--- BEGIN ---
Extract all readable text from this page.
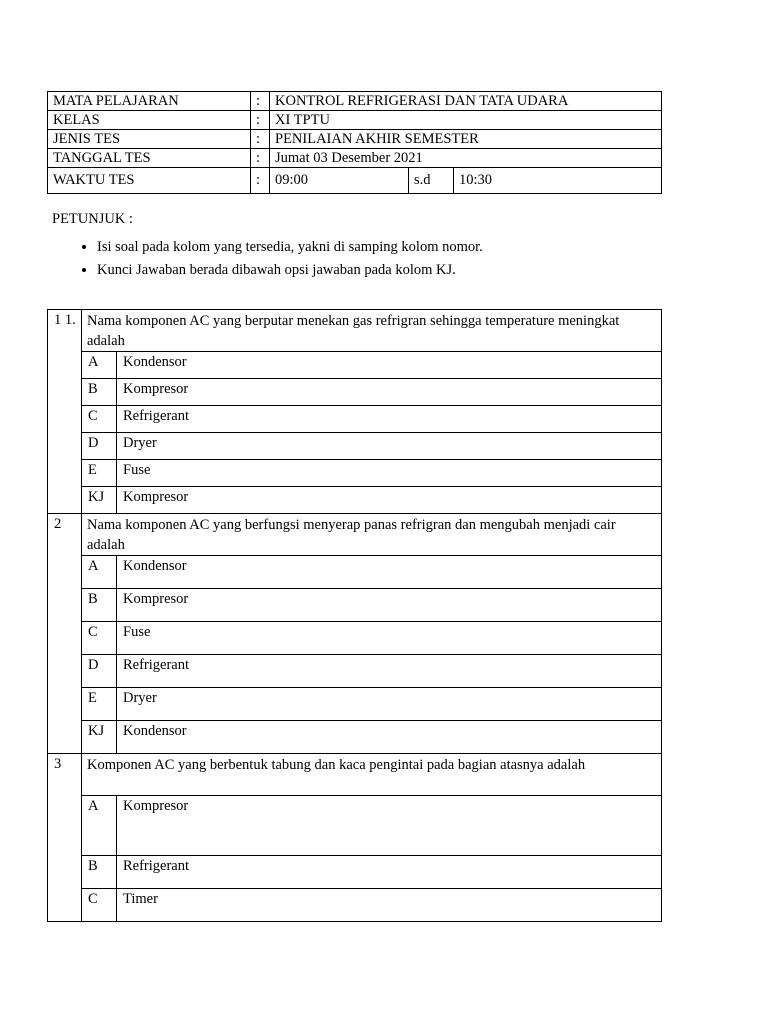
MATA PELAJARAN	:	KONTROL REFRIGERASI DAN TATA UDARA		
KELAS	:	XI TPTU		
JENIS TES	:	PENILAIAN AKHIR SEMESTER		
TANGGAL TES	:	Jumat 03 Desember 2021		
WAKTU TES	:	09:00	s.d	10:30
PETUNJUK :
• Isi soal pada kolom yang tersedia, yakni di samping kolom nomor.
• Kunci Jawaban berada dibawah opsi jawaban pada kolom KJ.
1 1.	Nama komponen AC yang berputar menekan gas refrigran sehingga temperature meningkat adalah	
	A	Kondensor
	B	Kompresor
	C	Refrigerant
	D	Dryer
	E	Fuse
	KJ	Kompresor
2	Nama komponen AC yang berfungsi menyerap panas refrigran dan mengubah menjadi cair adalah	
	A	Kondensor
	B	Kompresor
	C	Fuse
	D	Refrigerant
	E	Dryer
	KJ	Kondensor
3	Komponen AC yang berbentuk tabung dan kaca pengintai pada bagian atasnya adalah	
	A	Kompresor
	B	Refrigerant
	C	Timer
--- END ---
Quote in full the listing given above; the images are to be left out.

## RESULT FOR THIS TASK
Extract all readable text from this page.
MATA PELAJARAN	:	KONTROL REFRIGERASI DAN TATA UDARA		
KELAS	:	XI TPTU		
JENIS TES	:	PENILAIAN AKHIR SEMESTER		
TANGGAL TES	:	Jumat 03 Desember 2021		
WAKTU TES	:	09:00	s.d	10:30
PETUNJUK :
• Isi soal pada kolom yang tersedia, yakni di samping kolom nomor.
• Kunci Jawaban berada dibawah opsi jawaban pada kolom KJ.
1 1.	Nama komponen AC yang berputar menekan gas refrigran sehingga temperature meningkat adalah	
	A	Kondensor
	B	Kompresor
	C	Refrigerant
	D	Dryer
	E	Fuse
	KJ	Kompresor
2	Nama komponen AC yang berfungsi menyerap panas refrigran dan mengubah menjadi cair adalah	
	A	Kondensor
	B	Kompresor
	C	Fuse
	D	Refrigerant
	E	Dryer
	KJ	Kondensor
3	Komponen AC yang berbentuk tabung dan kaca pengintai pada bagian atasnya adalah	
	A	Kompresor
	B	Refrigerant
	C	Timer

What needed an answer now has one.